Goal: Take each line that has the word "білім" and return it.

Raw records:
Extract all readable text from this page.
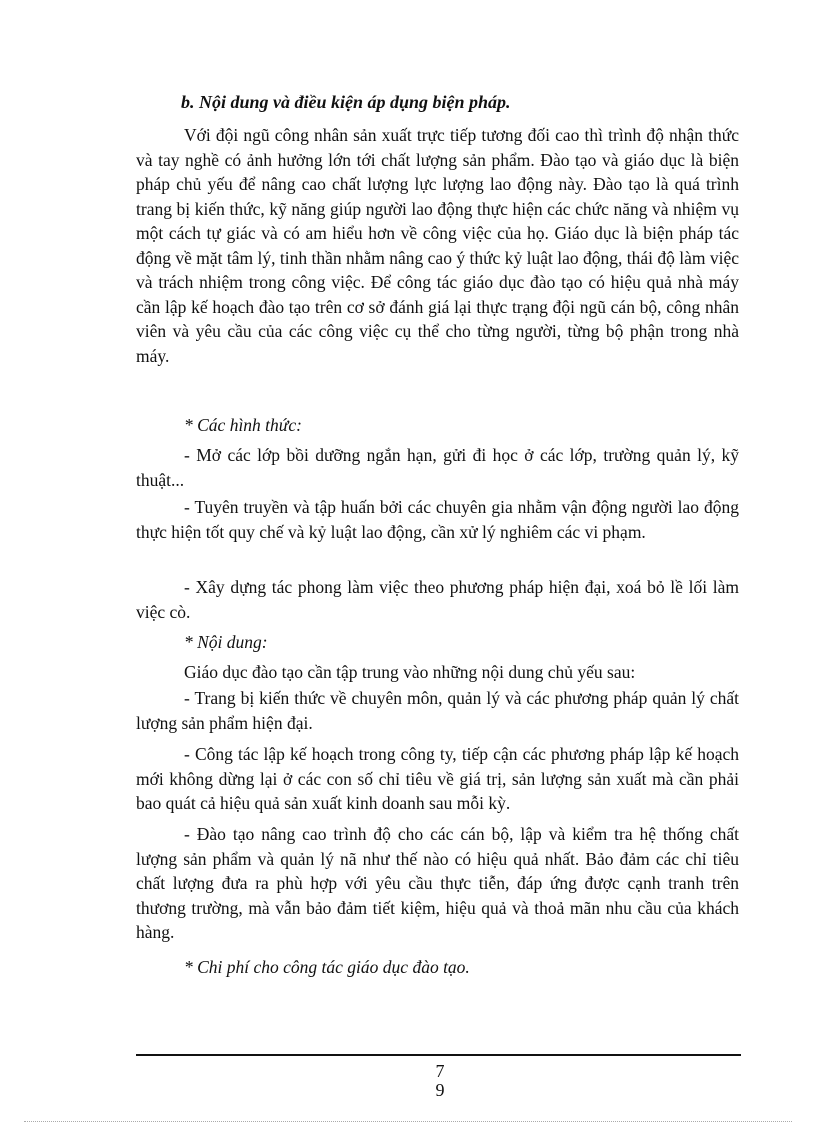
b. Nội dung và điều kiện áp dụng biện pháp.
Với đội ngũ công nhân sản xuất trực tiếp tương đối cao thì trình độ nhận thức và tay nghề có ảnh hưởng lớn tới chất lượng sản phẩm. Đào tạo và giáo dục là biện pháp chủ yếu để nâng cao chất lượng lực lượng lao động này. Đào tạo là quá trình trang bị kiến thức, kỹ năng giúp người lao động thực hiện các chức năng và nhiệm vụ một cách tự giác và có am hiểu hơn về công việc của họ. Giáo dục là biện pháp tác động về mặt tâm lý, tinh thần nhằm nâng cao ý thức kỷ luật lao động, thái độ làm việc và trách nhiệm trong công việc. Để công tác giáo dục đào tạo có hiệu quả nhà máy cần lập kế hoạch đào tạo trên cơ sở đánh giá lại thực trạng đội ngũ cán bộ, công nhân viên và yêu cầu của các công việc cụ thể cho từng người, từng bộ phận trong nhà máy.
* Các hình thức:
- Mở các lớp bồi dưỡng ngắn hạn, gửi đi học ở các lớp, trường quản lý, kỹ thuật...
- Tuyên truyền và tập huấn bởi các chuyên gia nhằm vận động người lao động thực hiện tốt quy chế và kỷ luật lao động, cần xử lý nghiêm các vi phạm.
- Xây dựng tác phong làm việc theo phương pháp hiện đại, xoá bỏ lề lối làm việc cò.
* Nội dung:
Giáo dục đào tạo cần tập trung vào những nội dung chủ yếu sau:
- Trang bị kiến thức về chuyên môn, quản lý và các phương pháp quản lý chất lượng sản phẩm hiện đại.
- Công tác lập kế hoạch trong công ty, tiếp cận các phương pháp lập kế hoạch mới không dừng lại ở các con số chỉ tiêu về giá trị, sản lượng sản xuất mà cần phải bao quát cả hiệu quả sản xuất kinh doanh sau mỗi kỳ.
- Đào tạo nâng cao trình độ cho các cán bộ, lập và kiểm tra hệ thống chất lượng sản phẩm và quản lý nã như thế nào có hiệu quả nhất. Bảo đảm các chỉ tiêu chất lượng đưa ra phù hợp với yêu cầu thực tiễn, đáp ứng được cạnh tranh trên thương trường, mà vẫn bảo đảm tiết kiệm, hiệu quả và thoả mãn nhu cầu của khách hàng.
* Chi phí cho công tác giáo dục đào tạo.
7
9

...

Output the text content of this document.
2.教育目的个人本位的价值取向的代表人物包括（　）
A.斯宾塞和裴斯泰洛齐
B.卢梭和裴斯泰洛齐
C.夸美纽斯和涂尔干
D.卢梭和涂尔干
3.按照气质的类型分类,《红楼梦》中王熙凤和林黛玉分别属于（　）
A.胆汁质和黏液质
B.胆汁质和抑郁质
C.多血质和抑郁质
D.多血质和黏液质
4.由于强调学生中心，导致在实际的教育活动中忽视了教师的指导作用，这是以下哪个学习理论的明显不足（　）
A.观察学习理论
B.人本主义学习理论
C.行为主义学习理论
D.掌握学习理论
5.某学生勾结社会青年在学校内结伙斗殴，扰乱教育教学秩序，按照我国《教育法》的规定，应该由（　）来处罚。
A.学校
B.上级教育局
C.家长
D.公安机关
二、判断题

* * *

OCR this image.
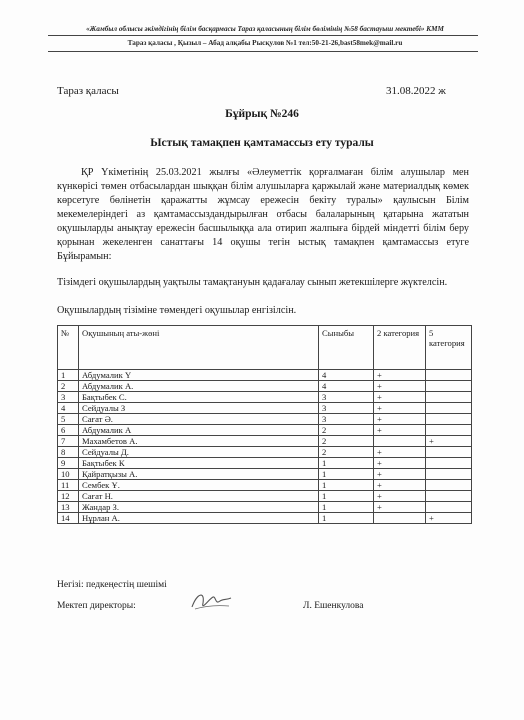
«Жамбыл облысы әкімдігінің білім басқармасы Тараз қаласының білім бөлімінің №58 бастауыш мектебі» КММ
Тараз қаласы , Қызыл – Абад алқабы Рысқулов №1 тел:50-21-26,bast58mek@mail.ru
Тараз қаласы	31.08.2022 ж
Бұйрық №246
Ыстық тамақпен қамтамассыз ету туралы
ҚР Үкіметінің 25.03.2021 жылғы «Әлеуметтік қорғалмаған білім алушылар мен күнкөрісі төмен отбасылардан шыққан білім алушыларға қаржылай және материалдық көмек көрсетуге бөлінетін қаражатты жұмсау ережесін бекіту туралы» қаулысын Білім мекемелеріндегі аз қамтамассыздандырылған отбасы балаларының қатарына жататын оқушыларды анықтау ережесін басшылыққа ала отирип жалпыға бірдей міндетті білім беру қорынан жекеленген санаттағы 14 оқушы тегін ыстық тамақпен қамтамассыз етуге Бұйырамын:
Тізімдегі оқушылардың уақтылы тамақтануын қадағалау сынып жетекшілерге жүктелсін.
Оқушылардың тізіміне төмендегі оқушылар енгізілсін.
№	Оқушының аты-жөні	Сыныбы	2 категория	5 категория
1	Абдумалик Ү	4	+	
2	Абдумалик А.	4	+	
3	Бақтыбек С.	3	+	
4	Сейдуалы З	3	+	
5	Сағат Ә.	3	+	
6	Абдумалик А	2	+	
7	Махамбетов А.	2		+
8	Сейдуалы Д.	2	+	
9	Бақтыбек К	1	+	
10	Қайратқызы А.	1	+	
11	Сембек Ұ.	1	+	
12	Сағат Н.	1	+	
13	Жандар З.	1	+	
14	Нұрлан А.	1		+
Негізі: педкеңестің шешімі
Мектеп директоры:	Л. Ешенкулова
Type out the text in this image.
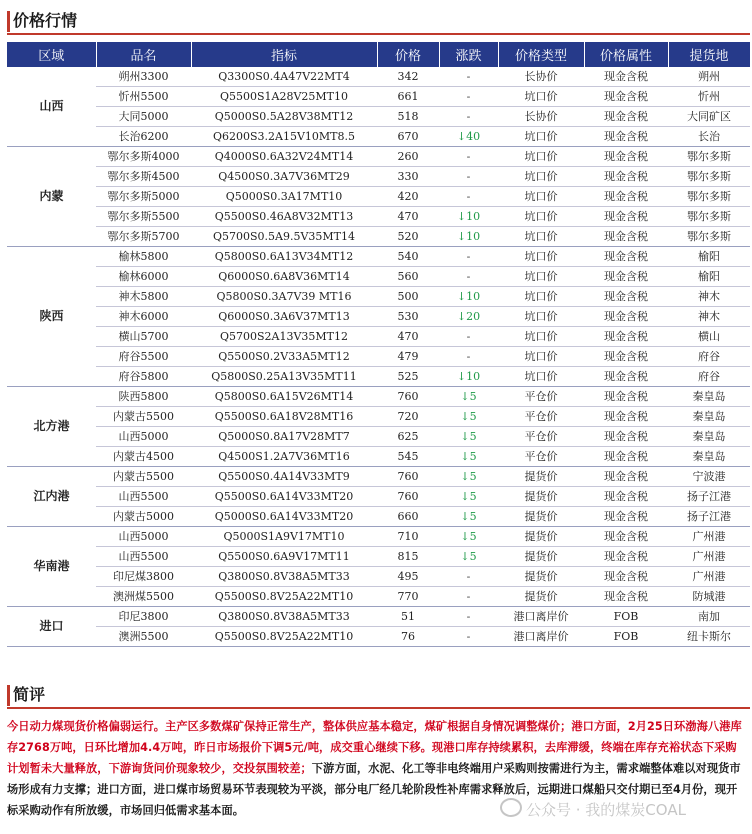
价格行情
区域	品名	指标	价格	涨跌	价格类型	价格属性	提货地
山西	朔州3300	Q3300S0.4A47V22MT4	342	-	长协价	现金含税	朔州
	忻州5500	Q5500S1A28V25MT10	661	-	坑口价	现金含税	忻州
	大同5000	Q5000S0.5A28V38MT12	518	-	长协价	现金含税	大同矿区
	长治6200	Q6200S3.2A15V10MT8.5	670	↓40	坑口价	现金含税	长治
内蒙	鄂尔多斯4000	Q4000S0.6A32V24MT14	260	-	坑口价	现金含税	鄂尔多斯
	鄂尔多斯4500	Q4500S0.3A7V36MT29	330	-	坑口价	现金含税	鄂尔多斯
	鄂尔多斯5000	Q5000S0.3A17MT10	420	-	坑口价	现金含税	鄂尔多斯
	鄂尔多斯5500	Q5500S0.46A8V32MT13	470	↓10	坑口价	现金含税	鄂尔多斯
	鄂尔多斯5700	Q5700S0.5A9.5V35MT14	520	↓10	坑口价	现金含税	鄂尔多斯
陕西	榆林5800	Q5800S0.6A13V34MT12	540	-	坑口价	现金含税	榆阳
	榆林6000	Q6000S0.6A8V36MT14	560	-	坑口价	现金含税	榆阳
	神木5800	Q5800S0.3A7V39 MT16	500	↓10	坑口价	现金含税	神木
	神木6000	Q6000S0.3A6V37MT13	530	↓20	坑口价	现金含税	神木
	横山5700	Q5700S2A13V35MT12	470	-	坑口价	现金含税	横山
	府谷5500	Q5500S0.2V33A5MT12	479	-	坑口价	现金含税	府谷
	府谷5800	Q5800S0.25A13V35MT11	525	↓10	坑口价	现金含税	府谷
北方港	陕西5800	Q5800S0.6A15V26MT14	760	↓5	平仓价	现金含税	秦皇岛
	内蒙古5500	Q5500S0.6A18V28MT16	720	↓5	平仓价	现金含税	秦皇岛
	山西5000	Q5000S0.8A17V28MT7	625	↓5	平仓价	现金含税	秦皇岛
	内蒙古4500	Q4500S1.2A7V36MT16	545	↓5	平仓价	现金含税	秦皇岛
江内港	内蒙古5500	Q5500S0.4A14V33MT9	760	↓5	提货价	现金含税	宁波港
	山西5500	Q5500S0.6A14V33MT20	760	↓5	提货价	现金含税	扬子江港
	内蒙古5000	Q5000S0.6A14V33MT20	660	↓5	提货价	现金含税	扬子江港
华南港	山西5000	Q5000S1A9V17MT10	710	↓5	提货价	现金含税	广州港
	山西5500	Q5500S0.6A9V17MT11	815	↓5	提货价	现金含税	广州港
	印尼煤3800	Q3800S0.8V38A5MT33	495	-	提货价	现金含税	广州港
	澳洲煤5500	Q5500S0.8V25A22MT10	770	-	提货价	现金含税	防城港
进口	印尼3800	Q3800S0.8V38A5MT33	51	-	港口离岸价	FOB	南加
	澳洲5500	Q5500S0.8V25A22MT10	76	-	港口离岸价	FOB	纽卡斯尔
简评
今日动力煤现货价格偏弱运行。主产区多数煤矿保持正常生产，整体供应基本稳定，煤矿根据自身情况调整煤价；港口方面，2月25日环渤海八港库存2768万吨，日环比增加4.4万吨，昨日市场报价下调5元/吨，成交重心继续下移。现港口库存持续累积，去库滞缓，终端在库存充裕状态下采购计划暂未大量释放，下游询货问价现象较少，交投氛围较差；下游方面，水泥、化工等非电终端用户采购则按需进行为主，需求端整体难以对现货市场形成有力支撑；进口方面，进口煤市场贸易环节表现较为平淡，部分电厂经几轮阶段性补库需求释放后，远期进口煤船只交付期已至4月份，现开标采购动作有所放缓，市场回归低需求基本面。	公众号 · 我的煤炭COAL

Reply:
«Жамбыл облысы әкімдігінің білім басқармасы Тараз қаласының білім бөлімінің №58 бастауыш мектебі» КММ
ҚР Үкіметінің 25.03.2021 жылғы «Әлеуметтік қорғалмаған білім алушылар мен күнкөрісі төмен отбасылардан шыққан білім алушыларға қаржылай және материалдық көмек көрсетуге бөлінетін қаражатты жұмсау ережесін бекіту туралы» қаулысын Білім мекемелеріндегі аз қамтамассыздандырылған отбасы балаларының қатарына жататын оқушыларды анықтау ережесін басшылыққа ала отирип жалпыға бірдей міндетті білім беру қорынан жекеленген санаттағы 14 оқушы тегін ыстық тамақпен қамтамассыз етуге Бұйырамын:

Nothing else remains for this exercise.